--- start DATA SUPPLIED ---

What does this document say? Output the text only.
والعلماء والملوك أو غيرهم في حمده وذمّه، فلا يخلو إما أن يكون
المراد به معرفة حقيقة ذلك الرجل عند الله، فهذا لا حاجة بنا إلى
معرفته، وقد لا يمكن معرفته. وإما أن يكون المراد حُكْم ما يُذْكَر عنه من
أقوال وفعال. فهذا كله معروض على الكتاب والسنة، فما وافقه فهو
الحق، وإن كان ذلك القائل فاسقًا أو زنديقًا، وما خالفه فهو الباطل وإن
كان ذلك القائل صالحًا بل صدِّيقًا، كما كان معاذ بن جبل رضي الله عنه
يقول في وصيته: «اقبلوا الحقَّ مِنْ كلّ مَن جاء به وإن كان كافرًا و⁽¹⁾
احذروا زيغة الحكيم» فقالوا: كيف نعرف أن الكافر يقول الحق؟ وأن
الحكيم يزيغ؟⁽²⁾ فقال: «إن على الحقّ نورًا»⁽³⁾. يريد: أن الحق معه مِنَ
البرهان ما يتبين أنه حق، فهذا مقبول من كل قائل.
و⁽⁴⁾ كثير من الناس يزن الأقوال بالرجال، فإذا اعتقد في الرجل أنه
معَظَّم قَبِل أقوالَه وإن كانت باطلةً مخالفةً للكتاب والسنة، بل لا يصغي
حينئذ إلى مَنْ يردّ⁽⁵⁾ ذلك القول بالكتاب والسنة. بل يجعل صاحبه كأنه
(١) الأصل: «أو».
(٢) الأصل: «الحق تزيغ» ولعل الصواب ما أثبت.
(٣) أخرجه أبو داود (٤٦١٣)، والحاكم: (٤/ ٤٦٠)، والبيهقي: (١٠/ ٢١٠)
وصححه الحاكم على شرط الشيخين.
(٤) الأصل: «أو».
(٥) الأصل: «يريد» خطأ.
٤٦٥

--- end DATA SUPPLIED ---

DIRECTIONS —
Copy out the whole listing exactly as written.

ANSWER —
What does this document say? Output the text only.
والعلماء والملوك أو غيرهم في حمده وذمّه، فلا يخلو إما أن يكون
المراد به معرفة حقيقة ذلك الرجل عند الله، فهذا لا حاجة بنا إلى
معرفته، وقد لا يمكن معرفته. وإما أن يكون المراد حُكْم ما يُذْكَر عنه من
أقوال وفعال. فهذا كله معروض على الكتاب والسنة، فما وافقه فهو
الحق، وإن كان ذلك القائل فاسقًا أو زنديقًا، وما خالفه فهو الباطل وإن
كان ذلك القائل صالحًا بل صدِّيقًا، كما كان معاذ بن جبل رضي الله عنه
يقول في وصيته: «اقبلوا الحقَّ مِنْ كلّ مَن جاء به وإن كان كافرًا و⁽¹⁾
احذروا زيغة الحكيم» فقالوا: كيف نعرف أن الكافر يقول الحق؟ وأن
الحكيم يزيغ؟⁽²⁾ فقال: «إن على الحقّ نورًا»⁽³⁾. يريد: أن الحق معه مِنَ
البرهان ما يتبين أنه حق، فهذا مقبول من كل قائل.
و⁽⁴⁾ كثير من الناس يزن الأقوال بالرجال، فإذا اعتقد في الرجل أنه
معَظَّم قَبِل أقوالَه وإن كانت باطلةً مخالفةً للكتاب والسنة، بل لا يصغي
حينئذ إلى مَنْ يردّ⁽⁵⁾ ذلك القول بالكتاب والسنة. بل يجعل صاحبه كأنه
(١) الأصل: «أو».
(٢) الأصل: «الحق تزيغ» ولعل الصواب ما أثبت.
(٣) أخرجه أبو داود (٤٦١٣)، والحاكم: (٤/ ٤٦٠)، والبيهقي: (١٠/ ٢١٠)
وصححه الحاكم على شرط الشيخين.
(٤) الأصل: «أو».
(٥) الأصل: «يريد» خطأ.
٤٦٥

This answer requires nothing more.